** Rows **
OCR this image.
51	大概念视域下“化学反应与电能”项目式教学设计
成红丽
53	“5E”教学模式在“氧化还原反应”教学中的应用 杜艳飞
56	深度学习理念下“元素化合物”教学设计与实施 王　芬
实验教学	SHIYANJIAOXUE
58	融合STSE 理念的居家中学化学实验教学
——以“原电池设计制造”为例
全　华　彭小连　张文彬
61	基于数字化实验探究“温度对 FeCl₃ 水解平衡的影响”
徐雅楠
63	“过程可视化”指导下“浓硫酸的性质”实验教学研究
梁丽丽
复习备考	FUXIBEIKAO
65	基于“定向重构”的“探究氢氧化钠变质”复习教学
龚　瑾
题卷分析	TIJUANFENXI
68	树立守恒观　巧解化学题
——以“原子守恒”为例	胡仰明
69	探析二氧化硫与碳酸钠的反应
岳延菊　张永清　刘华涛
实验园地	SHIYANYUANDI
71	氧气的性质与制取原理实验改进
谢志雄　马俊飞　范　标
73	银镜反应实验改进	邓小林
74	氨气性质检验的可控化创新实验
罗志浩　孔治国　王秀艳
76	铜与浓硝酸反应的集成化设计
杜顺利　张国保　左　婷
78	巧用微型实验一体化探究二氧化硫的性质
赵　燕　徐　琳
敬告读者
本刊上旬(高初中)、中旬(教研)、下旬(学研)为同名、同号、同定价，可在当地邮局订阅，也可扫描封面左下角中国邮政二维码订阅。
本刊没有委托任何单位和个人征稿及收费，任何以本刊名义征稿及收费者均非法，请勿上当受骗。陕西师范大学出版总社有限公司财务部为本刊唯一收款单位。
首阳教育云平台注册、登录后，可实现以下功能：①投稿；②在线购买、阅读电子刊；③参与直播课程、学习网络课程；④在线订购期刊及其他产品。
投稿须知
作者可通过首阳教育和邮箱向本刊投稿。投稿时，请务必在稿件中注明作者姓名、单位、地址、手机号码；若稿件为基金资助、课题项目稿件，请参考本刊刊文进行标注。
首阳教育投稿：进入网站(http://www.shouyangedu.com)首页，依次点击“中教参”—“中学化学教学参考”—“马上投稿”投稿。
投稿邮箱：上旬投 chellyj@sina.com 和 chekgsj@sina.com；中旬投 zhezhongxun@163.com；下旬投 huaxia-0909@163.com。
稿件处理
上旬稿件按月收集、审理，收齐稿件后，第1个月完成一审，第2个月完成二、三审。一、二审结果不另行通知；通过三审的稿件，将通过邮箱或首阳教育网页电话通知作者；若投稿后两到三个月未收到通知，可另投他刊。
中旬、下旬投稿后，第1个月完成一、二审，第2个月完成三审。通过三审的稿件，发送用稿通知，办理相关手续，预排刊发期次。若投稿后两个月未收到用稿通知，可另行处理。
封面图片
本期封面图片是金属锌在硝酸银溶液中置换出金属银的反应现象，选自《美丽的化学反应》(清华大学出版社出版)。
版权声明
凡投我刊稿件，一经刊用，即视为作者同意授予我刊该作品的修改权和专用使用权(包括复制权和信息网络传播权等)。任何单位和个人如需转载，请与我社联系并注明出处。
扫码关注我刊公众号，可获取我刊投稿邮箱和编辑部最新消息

** The request **
Your task is to repeat the data exactly, with nothing left out.

** Result for this exercise **
OCR this image.
51	大概念视域下“化学反应与电能”项目式教学设计
成红丽
53	“5E”教学模式在“氧化还原反应”教学中的应用 杜艳飞
56	深度学习理念下“元素化合物”教学设计与实施 王　芬
实验教学	SHIYANJIAOXUE
58	融合STSE 理念的居家中学化学实验教学
——以“原电池设计制造”为例
全　华　彭小连　张文彬
61	基于数字化实验探究“温度对 FeCl₃ 水解平衡的影响”
徐雅楠
63	“过程可视化”指导下“浓硫酸的性质”实验教学研究
梁丽丽
复习备考	FUXIBEIKAO
65	基于“定向重构”的“探究氢氧化钠变质”复习教学
龚　瑾
题卷分析	TIJUANFENXI
68	树立守恒观　巧解化学题
——以“原子守恒”为例	胡仰明
69	探析二氧化硫与碳酸钠的反应
岳延菊　张永清　刘华涛
实验园地	SHIYANYUANDI
71	氧气的性质与制取原理实验改进
谢志雄　马俊飞　范　标
73	银镜反应实验改进	邓小林
74	氨气性质检验的可控化创新实验
罗志浩　孔治国　王秀艳
76	铜与浓硝酸反应的集成化设计
杜顺利　张国保　左　婷
78	巧用微型实验一体化探究二氧化硫的性质
赵　燕　徐　琳
敬告读者
本刊上旬(高初中)、中旬(教研)、下旬(学研)为同名、同号、同定价，可在当地邮局订阅，也可扫描封面左下角中国邮政二维码订阅。
本刊没有委托任何单位和个人征稿及收费，任何以本刊名义征稿及收费者均非法，请勿上当受骗。陕西师范大学出版总社有限公司财务部为本刊唯一收款单位。
首阳教育云平台注册、登录后，可实现以下功能：①投稿；②在线购买、阅读电子刊；③参与直播课程、学习网络课程；④在线订购期刊及其他产品。
投稿须知
作者可通过首阳教育和邮箱向本刊投稿。投稿时，请务必在稿件中注明作者姓名、单位、地址、手机号码；若稿件为基金资助、课题项目稿件，请参考本刊刊文进行标注。
首阳教育投稿：进入网站(http://www.shouyangedu.com)首页，依次点击“中教参”—“中学化学教学参考”—“马上投稿”投稿。
投稿邮箱：上旬投 chellyj@sina.com 和 chekgsj@sina.com；中旬投 zhezhongxun@163.com；下旬投 huaxia-0909@163.com。
稿件处理
上旬稿件按月收集、审理，收齐稿件后，第1个月完成一审，第2个月完成二、三审。一、二审结果不另行通知；通过三审的稿件，将通过邮箱或首阳教育网页电话通知作者；若投稿后两到三个月未收到通知，可另投他刊。
中旬、下旬投稿后，第1个月完成一、二审，第2个月完成三审。通过三审的稿件，发送用稿通知，办理相关手续，预排刊发期次。若投稿后两个月未收到用稿通知，可另行处理。
封面图片
本期封面图片是金属锌在硝酸银溶液中置换出金属银的反应现象，选自《美丽的化学反应》(清华大学出版社出版)。
版权声明
凡投我刊稿件，一经刊用，即视为作者同意授予我刊该作品的修改权和专用使用权(包括复制权和信息网络传播权等)。任何单位和个人如需转载，请与我社联系并注明出处。
扫码关注我刊公众号，可获取我刊投稿邮箱和编辑部最新消息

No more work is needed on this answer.